■ **REQUIRED WORK**: Update every one of the rows below by replacing "SkyRocket" with "LaunchPad" and leaving all other text unchanged. Omit the pictures from your answer.

■ **RECORDS FOR THE TASK**:
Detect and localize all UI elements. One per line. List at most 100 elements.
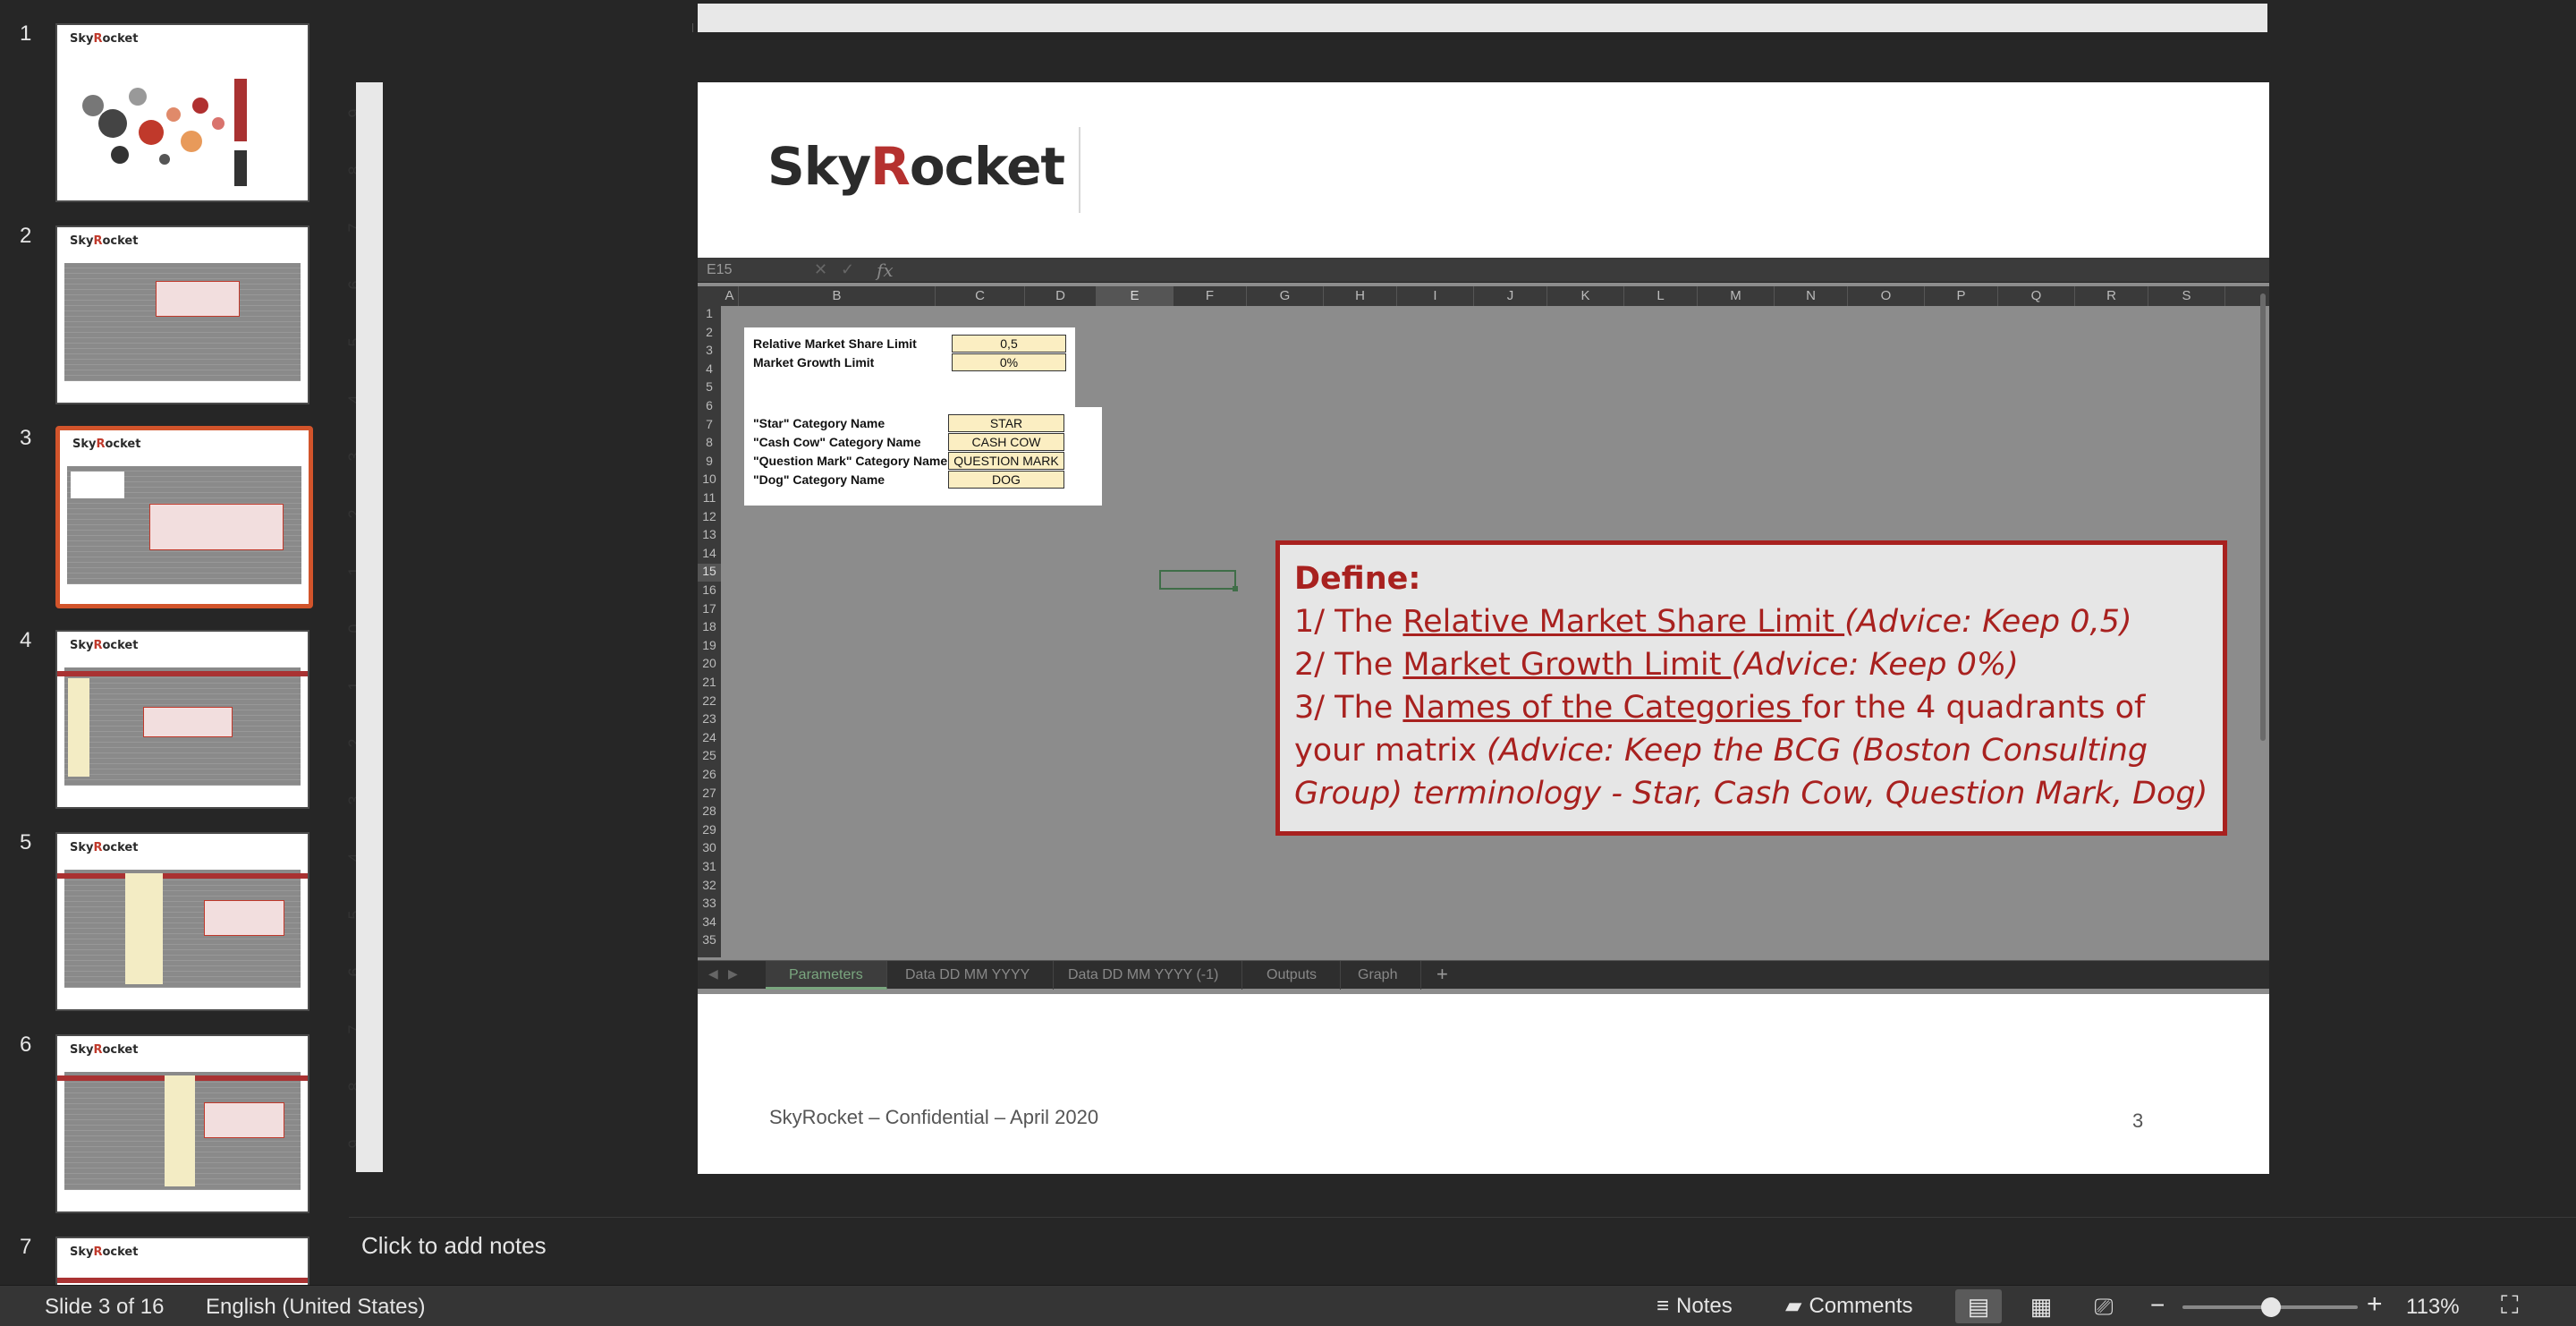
row-header: 1: [706, 306, 713, 320]
vertical-ruler-strip: [356, 82, 383, 1172]
row-header: 31: [702, 859, 716, 873]
comments-button[interactable]: ▰ Comments: [1785, 1291, 1913, 1322]
embedded-excel-screenshot: E15 ✕ ✓ fx ABCDEFGHIJKLMNOPQRS 123456789…: [698, 258, 2269, 994]
row-header: 30: [702, 840, 716, 855]
thumbnail-logo: SkyRocket: [70, 841, 139, 854]
zoom-level[interactable]: 113%: [2406, 1295, 2460, 1320]
column-header: P: [1925, 286, 1998, 306]
cow-value-cell: CASH COW: [948, 433, 1064, 451]
zoom-out-button[interactable]: −: [2150, 1291, 2165, 1320]
column-header: J: [1474, 286, 1547, 306]
column-header: C: [936, 286, 1025, 306]
zoom-in-button[interactable]: +: [2367, 1289, 2383, 1320]
presenter-icon: ⎚: [2094, 1293, 2114, 1320]
column-headers: ABCDEFGHIJKLMNOPQRS: [698, 286, 2269, 306]
row-header: 10: [702, 472, 716, 487]
column-header: D: [1025, 286, 1097, 306]
row-header: 18: [702, 619, 716, 634]
row-header: 22: [702, 693, 716, 708]
sheet-tab-parameters: Parameters: [766, 961, 887, 990]
qm-label: "Question Mark" Category Name: [753, 454, 948, 468]
slideshow-button[interactable]: ⎚: [2080, 1289, 2127, 1323]
slide-canvas[interactable]: SkyRocket E15 ✕ ✓ fx ABCDEFGHIJKLMNOPQRS…: [698, 82, 2269, 1174]
tab-next-icon: ▶: [728, 966, 738, 981]
thumbnail-number: 6: [20, 1033, 32, 1057]
row-header: 27: [702, 785, 716, 800]
column-header: L: [1624, 286, 1698, 306]
qm-value-cell: QUESTION MARK: [948, 452, 1064, 470]
callout-line-3: 3/ The Names of the Categories for the 4…: [1294, 690, 2208, 812]
star-label: "Star" Category Name: [753, 416, 886, 430]
fit-to-window-icon[interactable]: ⛶: [2501, 1291, 2519, 1321]
sheet-scrollbar: [2260, 293, 2266, 741]
language-indicator[interactable]: English (United States): [206, 1295, 425, 1320]
zoom-slider-thumb[interactable]: [2261, 1297, 2281, 1317]
grid-view-icon: ▦: [2029, 1293, 2053, 1320]
status-bar: Slide 3 of 16 English (United States) ≡ N…: [0, 1285, 2576, 1326]
sheet-tab-outputs: Outputs: [1243, 961, 1342, 990]
slide-thumbnail-panel: 1 SkyRocket 2 SkyRocket 3 SkyRocket 4 Sk…: [0, 0, 349, 1285]
slide-sorter-button[interactable]: ▦: [2018, 1289, 2064, 1323]
notes-pane[interactable]: Click to add notes: [349, 1217, 2576, 1285]
sheet-tab-bar: ◀ ▶ Parameters Data DD MM YYYY Data DD M…: [698, 960, 2269, 990]
selected-cell: [1159, 570, 1236, 590]
slide-thumbnail-2[interactable]: SkyRocket: [55, 225, 309, 404]
row-header: 35: [702, 932, 716, 948]
callout-line-2: 2/ The Market Growth Limit (Advice: Keep…: [1294, 647, 2019, 683]
normal-view-button[interactable]: ▤: [1955, 1289, 2002, 1323]
row-header: 33: [702, 896, 716, 911]
column-header: M: [1698, 286, 1775, 306]
row-header: 8: [706, 435, 713, 450]
fill-handle: [1233, 586, 1238, 591]
slide-thumbnail-5[interactable]: SkyRocket: [55, 832, 309, 1011]
bubble-chart-thumbnail: [82, 79, 247, 186]
cancel-formula-icon: ✕: [814, 260, 828, 278]
thumbnail-number: 5: [20, 830, 32, 854]
sheet-grid: Relative Market Share Limit 0,5 Market G…: [721, 306, 2254, 957]
thumbnail-callout: [204, 1102, 284, 1138]
slide-thumbnail-3[interactable]: SkyRocket: [55, 426, 313, 608]
notes-button[interactable]: ≡ Notes: [1657, 1291, 1733, 1322]
add-sheet-icon: +: [1436, 963, 1448, 985]
row-header: 17: [702, 600, 716, 616]
thumbnail-number: 2: [20, 224, 32, 248]
row-header: 34: [702, 914, 716, 929]
fx-icon: fx: [877, 259, 894, 281]
rms-value-cell: 0,5: [952, 335, 1066, 353]
row-header: 28: [702, 803, 716, 819]
parameter-table-categories: "Star" Category Name STAR "Cash Cow" Cat…: [744, 407, 1102, 506]
slide-thumbnail-4[interactable]: SkyRocket: [55, 630, 309, 809]
slide-thumbnail-1[interactable]: SkyRocket: [55, 23, 309, 202]
slide-thumbnail-7[interactable]: SkyRocket: [55, 1237, 309, 1285]
row-header: 2: [706, 324, 713, 339]
row-header: 23: [702, 711, 716, 727]
row-header: 4: [706, 361, 713, 376]
row-header: 6: [706, 398, 713, 412]
thumbnail-logo: SkyRocket: [72, 438, 141, 451]
sheet-tab-graph: Graph: [1335, 961, 1422, 990]
column-header: A: [721, 286, 739, 306]
dog-value-cell: DOG: [948, 471, 1064, 489]
notes-placeholder[interactable]: Click to add notes: [361, 1232, 547, 1260]
thumbnail-number: 7: [20, 1235, 32, 1259]
row-headers: 1 2 3 4 5 6 7 8 9 10 11 12 13 14 15 16 17 18 19 20 21 22 23 24 2…: [698, 306, 721, 957]
slide-thumbnail-6[interactable]: SkyRocket: [55, 1034, 309, 1213]
thumbnail-logo: SkyRocket: [70, 1245, 139, 1259]
formula-bar: E15 ✕ ✓ fx: [698, 258, 2269, 283]
column-header: Q: [1998, 286, 2075, 306]
row-header: 16: [702, 582, 716, 597]
row-header: 3: [706, 343, 713, 358]
comment-icon: ▰: [1785, 1294, 1802, 1318]
sheet-tab-data-prev: Data DD MM YYYY (-1): [1045, 961, 1243, 990]
column-header: E: [1097, 286, 1174, 306]
sheet-tab-data: Data DD MM YYYY: [882, 961, 1055, 990]
column-header: B: [739, 286, 936, 306]
row-header: 20: [702, 656, 716, 671]
thumbnail-callout: [156, 281, 240, 317]
row-header: 21: [702, 675, 716, 689]
slide-counter: Slide 3 of 16: [45, 1295, 165, 1319]
row-header: 26: [702, 767, 716, 781]
tab-prev-icon: ◀: [708, 966, 718, 981]
row-header: 29: [702, 821, 716, 837]
confirm-formula-icon: ✓: [841, 260, 855, 278]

■ **SOLUTION TO THIS TASK**:
Detect and localize all UI elements. One per line. List at most 100 elements.
row-header: 1: [706, 306, 713, 320]
vertical-ruler-strip: [356, 82, 383, 1172]
row-header: 31: [702, 859, 716, 873]
comments-button[interactable]: ▰ Comments: [1785, 1291, 1913, 1322]
embedded-excel-screenshot: E15 ✕ ✓ fx ABCDEFGHIJKLMNOPQRS 123456789…: [698, 258, 2269, 994]
row-header: 30: [702, 840, 716, 855]
thumbnail-logo: LaunchPad: [70, 841, 139, 854]
zoom-level[interactable]: 113%: [2406, 1295, 2460, 1320]
column-header: P: [1925, 286, 1998, 306]
cow-value-cell: CASH COW: [948, 433, 1064, 451]
zoom-out-button[interactable]: −: [2150, 1291, 2165, 1320]
column-header: J: [1474, 286, 1547, 306]
column-header: C: [936, 286, 1025, 306]
zoom-in-button[interactable]: +: [2367, 1289, 2383, 1320]
presenter-icon: ⎚: [2094, 1293, 2114, 1320]
column-headers: ABCDEFGHIJKLMNOPQRS: [698, 286, 2269, 306]
row-header: 10: [702, 472, 716, 487]
column-header: D: [1025, 286, 1097, 306]
row-header: 18: [702, 619, 716, 634]
row-header: 22: [702, 693, 716, 708]
sheet-tab-parameters: Parameters: [766, 961, 887, 990]
qm-label: "Question Mark" Category Name: [753, 454, 948, 468]
slideshow-button[interactable]: ⎚: [2080, 1289, 2127, 1323]
slide-canvas[interactable]: LaunchPad E15 ✕ ✓ fx ABCDEFGHIJKLMNOPQRS…: [698, 82, 2269, 1174]
tab-next-icon: ▶: [728, 966, 738, 981]
thumbnail-number: 6: [20, 1033, 32, 1057]
row-header: 27: [702, 785, 716, 800]
column-header: L: [1624, 286, 1698, 306]
qm-value-cell: QUESTION MARK: [948, 452, 1064, 470]
callout-line-3: 3/ The Names of the Categories for the 4…: [1294, 690, 2208, 812]
star-label: "Star" Category Name: [753, 416, 886, 430]
fit-to-window-icon[interactable]: ⛶: [2501, 1291, 2519, 1321]
sheet-scrollbar: [2260, 293, 2266, 741]
language-indicator[interactable]: English (United States): [206, 1295, 425, 1320]
zoom-slider-thumb[interactable]: [2261, 1297, 2281, 1317]
grid-view-icon: ▦: [2029, 1293, 2053, 1320]
status-bar: Slide 3 of 16 English (United States) ≡ N…: [0, 1285, 2576, 1326]
sheet-tab-outputs: Outputs: [1243, 961, 1342, 990]
slide-thumbnail-panel: 1 LaunchPad 2 LaunchPad 3 LaunchPad 4 Sk…: [0, 0, 349, 1285]
slide-sorter-button[interactable]: ▦: [2018, 1289, 2064, 1323]
notes-pane[interactable]: Click to add notes: [349, 1217, 2576, 1285]
sheet-tab-bar: ◀ ▶ Parameters Data DD MM YYYY Data DD M…: [698, 960, 2269, 990]
selected-cell: [1159, 570, 1236, 590]
slide-thumbnail-2[interactable]: LaunchPad: [55, 225, 309, 404]
row-header: 35: [702, 932, 716, 948]
callout-line-2: 2/ The Market Growth Limit (Advice: Keep…: [1294, 647, 2019, 683]
normal-view-button[interactable]: ▤: [1955, 1289, 2002, 1323]
row-header: 33: [702, 896, 716, 911]
column-header: M: [1698, 286, 1775, 306]
row-header: 8: [706, 435, 713, 450]
fill-handle: [1233, 586, 1238, 591]
slide-thumbnail-5[interactable]: LaunchPad: [55, 832, 309, 1011]
bubble-chart-thumbnail: [82, 79, 247, 186]
cancel-formula-icon: ✕: [814, 260, 828, 278]
thumbnail-number: 5: [20, 830, 32, 854]
sheet-grid: Relative Market Share Limit 0,5 Market G…: [721, 306, 2254, 957]
thumbnail-callout: [204, 1102, 284, 1138]
slide-thumbnail-3[interactable]: LaunchPad: [55, 426, 313, 608]
notes-button[interactable]: ≡ Notes: [1657, 1291, 1733, 1322]
add-sheet-icon: +: [1436, 963, 1448, 985]
row-header: 17: [702, 600, 716, 616]
thumbnail-number: 2: [20, 224, 32, 248]
row-header: 34: [702, 914, 716, 929]
fx-icon: fx: [877, 259, 894, 281]
rms-value-cell: 0,5: [952, 335, 1066, 353]
row-header: 28: [702, 803, 716, 819]
parameter-table-categories: "Star" Category Name STAR "Cash Cow" Cat…: [744, 407, 1102, 506]
slide-thumbnail-4[interactable]: LaunchPad: [55, 630, 309, 809]
slide-thumbnail-1[interactable]: LaunchPad: [55, 23, 309, 202]
slide-thumbnail-7[interactable]: LaunchPad: [55, 1237, 309, 1285]
row-header: 2: [706, 324, 713, 339]
row-header: 23: [702, 711, 716, 727]
row-header: 4: [706, 361, 713, 376]
row-header: 6: [706, 398, 713, 412]
thumbnail-logo: LaunchPad: [72, 438, 141, 451]
sheet-tab-graph: Graph: [1335, 961, 1422, 990]
column-header: A: [721, 286, 739, 306]
dog-value-cell: DOG: [948, 471, 1064, 489]
notes-placeholder[interactable]: Click to add notes: [361, 1232, 547, 1260]
thumbnail-number: 7: [20, 1235, 32, 1259]
row-headers: 1 2 3 4 5 6 7 8 9 10 11 12 13 14 15 16 17 18 19 20 21 22 23 24 2…: [698, 306, 721, 957]
slide-thumbnail-6[interactable]: LaunchPad: [55, 1034, 309, 1213]
thumbnail-logo: LaunchPad: [70, 1245, 139, 1259]
formula-bar: E15 ✕ ✓ fx: [698, 258, 2269, 283]
column-header: Q: [1998, 286, 2075, 306]
row-header: 16: [702, 582, 716, 597]
row-header: 3: [706, 343, 713, 358]
comment-icon: ▰: [1785, 1294, 1802, 1318]
sheet-tab-data-prev: Data DD MM YYYY (-1): [1045, 961, 1243, 990]
column-header: E: [1097, 286, 1174, 306]
sheet-tab-data: Data DD MM YYYY: [882, 961, 1055, 990]
column-header: B: [739, 286, 936, 306]
row-header: 20: [702, 656, 716, 671]
thumbnail-callout: [156, 281, 240, 317]
row-header: 21: [702, 675, 716, 689]
slide-counter: Slide 3 of 16: [45, 1295, 165, 1319]
row-header: 26: [702, 767, 716, 781]
tab-prev-icon: ◀: [708, 966, 718, 981]
row-header: 29: [702, 821, 716, 837]
confirm-formula-icon: ✓: [841, 260, 855, 278]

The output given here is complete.